◆ **Required work**:
Could you convert the records into a JSON list of strings, one string per line, with blank lines left out? Begin at the first line of the records and stop after the line that contains "text-run: 料、航空航天、船舶与海洋工程、电子制造、新能源与智能 —", including both.

** BEGIN Provided entries **

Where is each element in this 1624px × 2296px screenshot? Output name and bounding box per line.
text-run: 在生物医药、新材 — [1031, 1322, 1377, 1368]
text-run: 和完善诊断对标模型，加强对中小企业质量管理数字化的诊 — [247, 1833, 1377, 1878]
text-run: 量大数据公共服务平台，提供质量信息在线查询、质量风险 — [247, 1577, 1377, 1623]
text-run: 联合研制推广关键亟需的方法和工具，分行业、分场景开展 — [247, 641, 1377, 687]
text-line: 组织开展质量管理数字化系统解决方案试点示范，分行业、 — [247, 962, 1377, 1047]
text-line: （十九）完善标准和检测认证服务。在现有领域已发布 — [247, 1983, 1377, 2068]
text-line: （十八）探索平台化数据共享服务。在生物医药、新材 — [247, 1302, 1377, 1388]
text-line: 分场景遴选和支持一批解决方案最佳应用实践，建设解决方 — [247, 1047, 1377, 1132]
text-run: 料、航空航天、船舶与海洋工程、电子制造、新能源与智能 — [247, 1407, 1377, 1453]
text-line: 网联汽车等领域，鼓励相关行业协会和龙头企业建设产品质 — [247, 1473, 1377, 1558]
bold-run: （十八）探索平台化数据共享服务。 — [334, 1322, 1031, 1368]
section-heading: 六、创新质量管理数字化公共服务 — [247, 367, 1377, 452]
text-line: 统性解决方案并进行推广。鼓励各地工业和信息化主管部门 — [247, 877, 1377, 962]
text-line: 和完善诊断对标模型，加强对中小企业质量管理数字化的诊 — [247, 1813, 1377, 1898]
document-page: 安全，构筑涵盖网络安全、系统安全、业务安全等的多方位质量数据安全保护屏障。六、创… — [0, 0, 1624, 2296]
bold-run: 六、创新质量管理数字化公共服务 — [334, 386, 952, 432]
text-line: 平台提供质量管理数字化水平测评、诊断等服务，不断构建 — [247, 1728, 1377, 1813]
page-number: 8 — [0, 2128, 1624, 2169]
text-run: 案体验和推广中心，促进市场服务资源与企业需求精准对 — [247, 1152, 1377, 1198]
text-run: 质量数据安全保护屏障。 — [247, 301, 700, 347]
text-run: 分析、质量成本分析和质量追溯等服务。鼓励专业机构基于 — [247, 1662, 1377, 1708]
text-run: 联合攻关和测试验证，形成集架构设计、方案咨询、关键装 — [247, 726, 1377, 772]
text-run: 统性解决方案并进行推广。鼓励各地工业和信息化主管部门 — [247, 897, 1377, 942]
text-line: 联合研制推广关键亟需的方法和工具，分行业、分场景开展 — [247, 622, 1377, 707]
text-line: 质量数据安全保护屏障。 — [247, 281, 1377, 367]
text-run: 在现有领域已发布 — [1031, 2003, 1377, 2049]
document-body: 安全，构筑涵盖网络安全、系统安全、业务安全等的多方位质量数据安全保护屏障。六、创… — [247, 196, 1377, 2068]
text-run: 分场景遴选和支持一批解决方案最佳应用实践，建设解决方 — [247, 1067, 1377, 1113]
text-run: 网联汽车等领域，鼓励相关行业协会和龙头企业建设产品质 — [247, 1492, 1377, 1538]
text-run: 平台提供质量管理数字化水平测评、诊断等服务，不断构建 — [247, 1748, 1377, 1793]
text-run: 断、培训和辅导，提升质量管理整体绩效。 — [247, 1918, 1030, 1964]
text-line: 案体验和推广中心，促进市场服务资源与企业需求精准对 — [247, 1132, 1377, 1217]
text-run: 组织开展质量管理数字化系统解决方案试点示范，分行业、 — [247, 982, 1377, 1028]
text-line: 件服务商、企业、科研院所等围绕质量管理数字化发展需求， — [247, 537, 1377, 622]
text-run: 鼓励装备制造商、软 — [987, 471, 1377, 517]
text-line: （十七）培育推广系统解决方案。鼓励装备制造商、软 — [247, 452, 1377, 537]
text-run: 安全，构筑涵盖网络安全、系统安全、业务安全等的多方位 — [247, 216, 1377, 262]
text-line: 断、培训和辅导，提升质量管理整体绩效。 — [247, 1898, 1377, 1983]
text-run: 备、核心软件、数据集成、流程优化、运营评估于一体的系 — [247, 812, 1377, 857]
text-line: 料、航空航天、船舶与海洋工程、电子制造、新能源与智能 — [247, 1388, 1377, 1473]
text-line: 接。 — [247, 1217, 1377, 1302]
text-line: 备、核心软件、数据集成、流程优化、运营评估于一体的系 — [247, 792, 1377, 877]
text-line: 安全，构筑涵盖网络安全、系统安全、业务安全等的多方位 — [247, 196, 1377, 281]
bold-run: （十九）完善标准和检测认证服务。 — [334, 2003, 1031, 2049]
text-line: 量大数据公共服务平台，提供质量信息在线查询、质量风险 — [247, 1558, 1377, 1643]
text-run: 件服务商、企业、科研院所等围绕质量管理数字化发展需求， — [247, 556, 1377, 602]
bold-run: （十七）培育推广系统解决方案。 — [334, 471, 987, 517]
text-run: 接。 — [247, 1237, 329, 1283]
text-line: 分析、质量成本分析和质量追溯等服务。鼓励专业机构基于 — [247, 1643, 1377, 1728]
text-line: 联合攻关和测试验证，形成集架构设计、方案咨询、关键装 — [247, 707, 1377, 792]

** END Provided entries **

◆ **Complete answer**:
[
  "Where is each element in this 1624px × 2296px screenshot? Output name and bounding box per line.",
  "text-run: 在生物医药、新材 — [1031, 1322, 1377, 1368]",
  "text-run: 和完善诊断对标模型，加强对中小企业质量管理数字化的诊 — [247, 1833, 1377, 1878]",
  "text-run: 量大数据公共服务平台，提供质量信息在线查询、质量风险 — [247, 1577, 1377, 1623]",
  "text-run: 联合研制推广关键亟需的方法和工具，分行业、分场景开展 — [247, 641, 1377, 687]",
  "text-line: 组织开展质量管理数字化系统解决方案试点示范，分行业、 — [247, 962, 1377, 1047]",
  "text-line: （十九）完善标准和检测认证服务。在现有领域已发布 — [247, 1983, 1377, 2068]",
  "text-line: （十八）探索平台化数据共享服务。在生物医药、新材 — [247, 1302, 1377, 1388]",
  "text-line: 分场景遴选和支持一批解决方案最佳应用实践，建设解决方 — [247, 1047, 1377, 1132]",
  "text-run: 料、航空航天、船舶与海洋工程、电子制造、新能源与智能 — [247, 1407, 1377, 1453]"
]